__Directions__: Restate each of the lines given below, word for word.
━━━ Given records ━━━
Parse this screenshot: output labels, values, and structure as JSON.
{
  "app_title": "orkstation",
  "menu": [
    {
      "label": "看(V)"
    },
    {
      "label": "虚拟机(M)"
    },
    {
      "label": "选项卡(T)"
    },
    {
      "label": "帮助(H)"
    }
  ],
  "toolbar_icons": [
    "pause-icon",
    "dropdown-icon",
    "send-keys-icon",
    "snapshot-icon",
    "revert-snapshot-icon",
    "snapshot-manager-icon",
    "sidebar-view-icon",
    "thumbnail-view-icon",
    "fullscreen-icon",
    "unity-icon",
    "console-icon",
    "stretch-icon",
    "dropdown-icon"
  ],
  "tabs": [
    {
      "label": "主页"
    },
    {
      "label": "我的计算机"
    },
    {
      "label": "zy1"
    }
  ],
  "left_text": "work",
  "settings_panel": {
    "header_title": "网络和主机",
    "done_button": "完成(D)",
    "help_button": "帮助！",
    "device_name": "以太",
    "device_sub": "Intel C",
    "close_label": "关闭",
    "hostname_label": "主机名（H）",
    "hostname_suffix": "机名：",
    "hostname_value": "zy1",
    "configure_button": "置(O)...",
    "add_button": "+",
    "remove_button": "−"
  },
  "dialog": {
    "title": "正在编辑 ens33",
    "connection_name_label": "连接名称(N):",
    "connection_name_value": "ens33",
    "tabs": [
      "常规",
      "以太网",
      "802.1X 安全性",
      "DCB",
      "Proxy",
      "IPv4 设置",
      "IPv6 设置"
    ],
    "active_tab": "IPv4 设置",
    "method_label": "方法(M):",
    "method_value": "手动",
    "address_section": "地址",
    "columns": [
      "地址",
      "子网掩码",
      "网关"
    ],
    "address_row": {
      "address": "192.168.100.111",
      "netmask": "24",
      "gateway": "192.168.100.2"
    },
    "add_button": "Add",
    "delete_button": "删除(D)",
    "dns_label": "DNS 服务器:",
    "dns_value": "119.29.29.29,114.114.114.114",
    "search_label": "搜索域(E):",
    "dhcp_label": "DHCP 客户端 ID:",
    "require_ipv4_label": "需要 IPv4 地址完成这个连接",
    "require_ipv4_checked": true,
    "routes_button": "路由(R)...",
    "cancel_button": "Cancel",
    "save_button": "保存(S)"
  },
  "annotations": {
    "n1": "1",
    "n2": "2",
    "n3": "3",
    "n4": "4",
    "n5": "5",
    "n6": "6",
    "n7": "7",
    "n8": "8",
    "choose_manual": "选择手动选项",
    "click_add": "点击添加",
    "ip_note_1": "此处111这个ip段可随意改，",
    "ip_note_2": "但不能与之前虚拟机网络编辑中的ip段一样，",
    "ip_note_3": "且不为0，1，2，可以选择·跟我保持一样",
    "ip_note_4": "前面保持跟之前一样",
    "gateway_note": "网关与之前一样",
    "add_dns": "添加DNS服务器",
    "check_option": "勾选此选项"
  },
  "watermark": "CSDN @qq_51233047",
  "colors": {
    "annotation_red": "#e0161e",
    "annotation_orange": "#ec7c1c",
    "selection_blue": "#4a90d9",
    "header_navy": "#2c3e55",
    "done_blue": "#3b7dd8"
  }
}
━━━
__Exercise result__:
Parse this screenshot: output labels, values, and structure as JSON.
{
  "app_title": "orkstation",
  "menu": [
    {
      "label": "看(V)"
    },
    {
      "label": "虚拟机(M)"
    },
    {
      "label": "选项卡(T)"
    },
    {
      "label": "帮助(H)"
    }
  ],
  "toolbar_icons": [
    "pause-icon",
    "dropdown-icon",
    "send-keys-icon",
    "snapshot-icon",
    "revert-snapshot-icon",
    "snapshot-manager-icon",
    "sidebar-view-icon",
    "thumbnail-view-icon",
    "fullscreen-icon",
    "unity-icon",
    "console-icon",
    "stretch-icon",
    "dropdown-icon"
  ],
  "tabs": [
    {
      "label": "主页"
    },
    {
      "label": "我的计算机"
    },
    {
      "label": "zy1"
    }
  ],
  "left_text": "work",
  "settings_panel": {
    "header_title": "网络和主机",
    "done_button": "完成(D)",
    "help_button": "帮助！",
    "device_name": "以太",
    "device_sub": "Intel C",
    "close_label": "关闭",
    "hostname_label": "主机名（H）",
    "hostname_suffix": "机名：",
    "hostname_value": "zy1",
    "configure_button": "置(O)...",
    "add_button": "+",
    "remove_button": "−"
  },
  "dialog": {
    "title": "正在编辑 ens33",
    "connection_name_label": "连接名称(N):",
    "connection_name_value": "ens33",
    "tabs": [
      "常规",
      "以太网",
      "802.1X 安全性",
      "DCB",
      "Proxy",
      "IPv4 设置",
      "IPv6 设置"
    ],
    "active_tab": "IPv4 设置",
    "method_label": "方法(M):",
    "method_value": "手动",
    "address_section": "地址",
    "columns": [
      "地址",
      "子网掩码",
      "网关"
    ],
    "address_row": {
      "address": "192.168.100.111",
      "netmask": "24",
      "gateway": "192.168.100.2"
    },
    "add_button": "Add",
    "delete_button": "删除(D)",
    "dns_label": "DNS 服务器:",
    "dns_value": "119.29.29.29,114.114.114.114",
    "search_label": "搜索域(E):",
    "dhcp_label": "DHCP 客户端 ID:",
    "require_ipv4_label": "需要 IPv4 地址完成这个连接",
    "require_ipv4_checked": true,
    "routes_button": "路由(R)...",
    "cancel_button": "Cancel",
    "save_button": "保存(S)"
  },
  "annotations": {
    "n1": "1",
    "n2": "2",
    "n3": "3",
    "n4": "4",
    "n5": "5",
    "n6": "6",
    "n7": "7",
    "n8": "8",
    "choose_manual": "选择手动选项",
    "click_add": "点击添加",
    "ip_note_1": "此处111这个ip段可随意改，",
    "ip_note_2": "但不能与之前虚拟机网络编辑中的ip段一样，",
    "ip_note_3": "且不为0，1，2，可以选择·跟我保持一样",
    "ip_note_4": "前面保持跟之前一样",
    "gateway_note": "网关与之前一样",
    "add_dns": "添加DNS服务器",
    "check_option": "勾选此选项"
  },
  "watermark": "CSDN @qq_51233047",
  "colors": {
    "annotation_red": "#e0161e",
    "annotation_orange": "#ec7c1c",
    "selection_blue": "#4a90d9",
    "header_navy": "#2c3e55",
    "done_blue": "#3b7dd8"
  }
}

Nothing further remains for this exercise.